Stated exercise =>
Pictures aside, quote the whole listing exactly.

Supplied information =>
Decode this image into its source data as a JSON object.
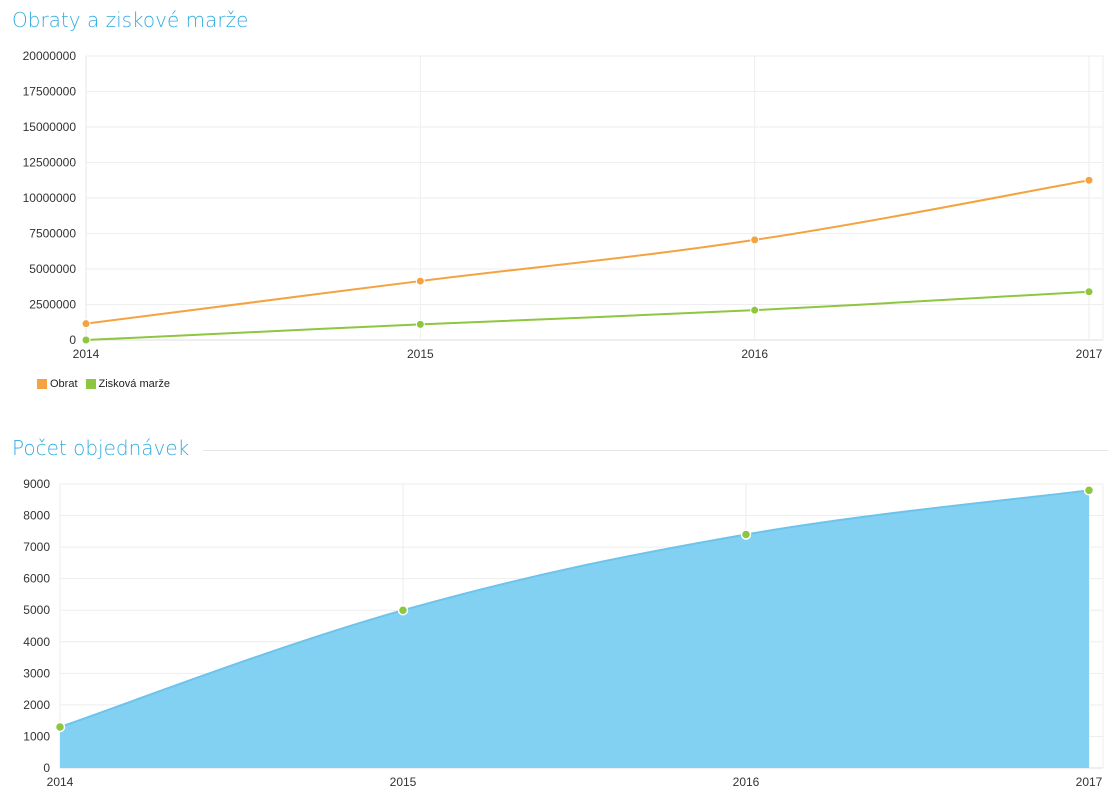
{
  "chart_data": [
    {
      "type": "line",
      "title": "Obraty a ziskové marže",
      "categories": [
        "2014",
        "2015",
        "2016",
        "2017"
      ],
      "yticks": [
        0,
        2500000,
        5000000,
        7500000,
        10000000,
        12500000,
        15000000,
        17500000,
        20000000
      ],
      "ylim": [
        0,
        20000000
      ],
      "grid": true,
      "legend_position": "bottom-left",
      "series": [
        {
          "name": "Obrat",
          "color": "#f4a340",
          "values": [
            1150000,
            4150000,
            7050000,
            11250000
          ]
        },
        {
          "name": "Zisková marže",
          "color": "#8dc63f",
          "values": [
            0,
            1100000,
            2100000,
            3400000
          ]
        }
      ]
    },
    {
      "type": "area",
      "title": "Počet objednávek",
      "categories": [
        "2014",
        "2015",
        "2016",
        "2017"
      ],
      "yticks": [
        0,
        1000,
        2000,
        3000,
        4000,
        5000,
        6000,
        7000,
        8000,
        9000
      ],
      "ylim": [
        0,
        9000
      ],
      "grid": true,
      "series": [
        {
          "fill": "#7ccff1",
          "line": "#6cc4ec",
          "point": "#8dc63f",
          "values": [
            1300,
            5000,
            7400,
            8800
          ]
        }
      ]
    }
  ]
}
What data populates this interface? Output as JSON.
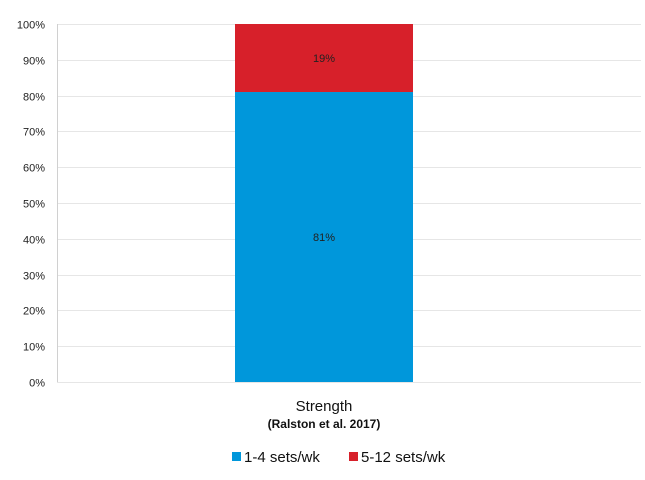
{
  "chart_data": {
    "type": "bar",
    "stacked": true,
    "categories": [
      "Strength"
    ],
    "category_subtitles": [
      "(Ralston et al. 2017)"
    ],
    "series": [
      {
        "name": "1-4 sets/wk",
        "values": [
          81
        ],
        "labels": [
          "81%"
        ],
        "color": "#0097db"
      },
      {
        "name": "5-12 sets/wk",
        "values": [
          19
        ],
        "labels": [
          "19%"
        ],
        "color": "#d7202a"
      }
    ],
    "ylim": [
      0,
      100
    ],
    "yticks": [
      0,
      10,
      20,
      30,
      40,
      50,
      60,
      70,
      80,
      90,
      100
    ],
    "ytick_labels": [
      "0%",
      "10%",
      "20%",
      "30%",
      "40%",
      "50%",
      "60%",
      "70%",
      "80%",
      "90%",
      "100%"
    ],
    "grid": true,
    "legend_position": "bottom"
  }
}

Correct result =>
Decode this image into its source data as a JSON object.
{
  "chart_data": [
    {
      "type": "line",
      "title": "Obraty a ziskové marže",
      "categories": [
        "2014",
        "2015",
        "2016",
        "2017"
      ],
      "yticks": [
        0,
        2500000,
        5000000,
        7500000,
        10000000,
        12500000,
        15000000,
        17500000,
        20000000
      ],
      "ylim": [
        0,
        20000000
      ],
      "grid": true,
      "legend_position": "bottom-left",
      "series": [
        {
          "name": "Obrat",
          "color": "#f4a340",
          "values": [
            1150000,
            4150000,
            7050000,
            11250000
          ]
        },
        {
          "name": "Zisková marže",
          "color": "#8dc63f",
          "values": [
            0,
            1100000,
            2100000,
            3400000
          ]
        }
      ]
    },
    {
      "type": "area",
      "title": "Počet objednávek",
      "categories": [
        "2014",
        "2015",
        "2016",
        "2017"
      ],
      "yticks": [
        0,
        1000,
        2000,
        3000,
        4000,
        5000,
        6000,
        7000,
        8000,
        9000
      ],
      "ylim": [
        0,
        9000
      ],
      "grid": true,
      "series": [
        {
          "fill": "#7ccff1",
          "line": "#6cc4ec",
          "point": "#8dc63f",
          "values": [
            1300,
            5000,
            7400,
            8800
          ]
        }
      ]
    }
  ]
}
What data populates this interface? Output as JSON.
{
  "chart_data": {
    "type": "bar",
    "stacked": true,
    "categories": [
      "Strength"
    ],
    "category_subtitles": [
      "(Ralston et al. 2017)"
    ],
    "series": [
      {
        "name": "1-4 sets/wk",
        "values": [
          81
        ],
        "labels": [
          "81%"
        ],
        "color": "#0097db"
      },
      {
        "name": "5-12 sets/wk",
        "values": [
          19
        ],
        "labels": [
          "19%"
        ],
        "color": "#d7202a"
      }
    ],
    "ylim": [
      0,
      100
    ],
    "yticks": [
      0,
      10,
      20,
      30,
      40,
      50,
      60,
      70,
      80,
      90,
      100
    ],
    "ytick_labels": [
      "0%",
      "10%",
      "20%",
      "30%",
      "40%",
      "50%",
      "60%",
      "70%",
      "80%",
      "90%",
      "100%"
    ],
    "grid": true,
    "legend_position": "bottom"
  }
}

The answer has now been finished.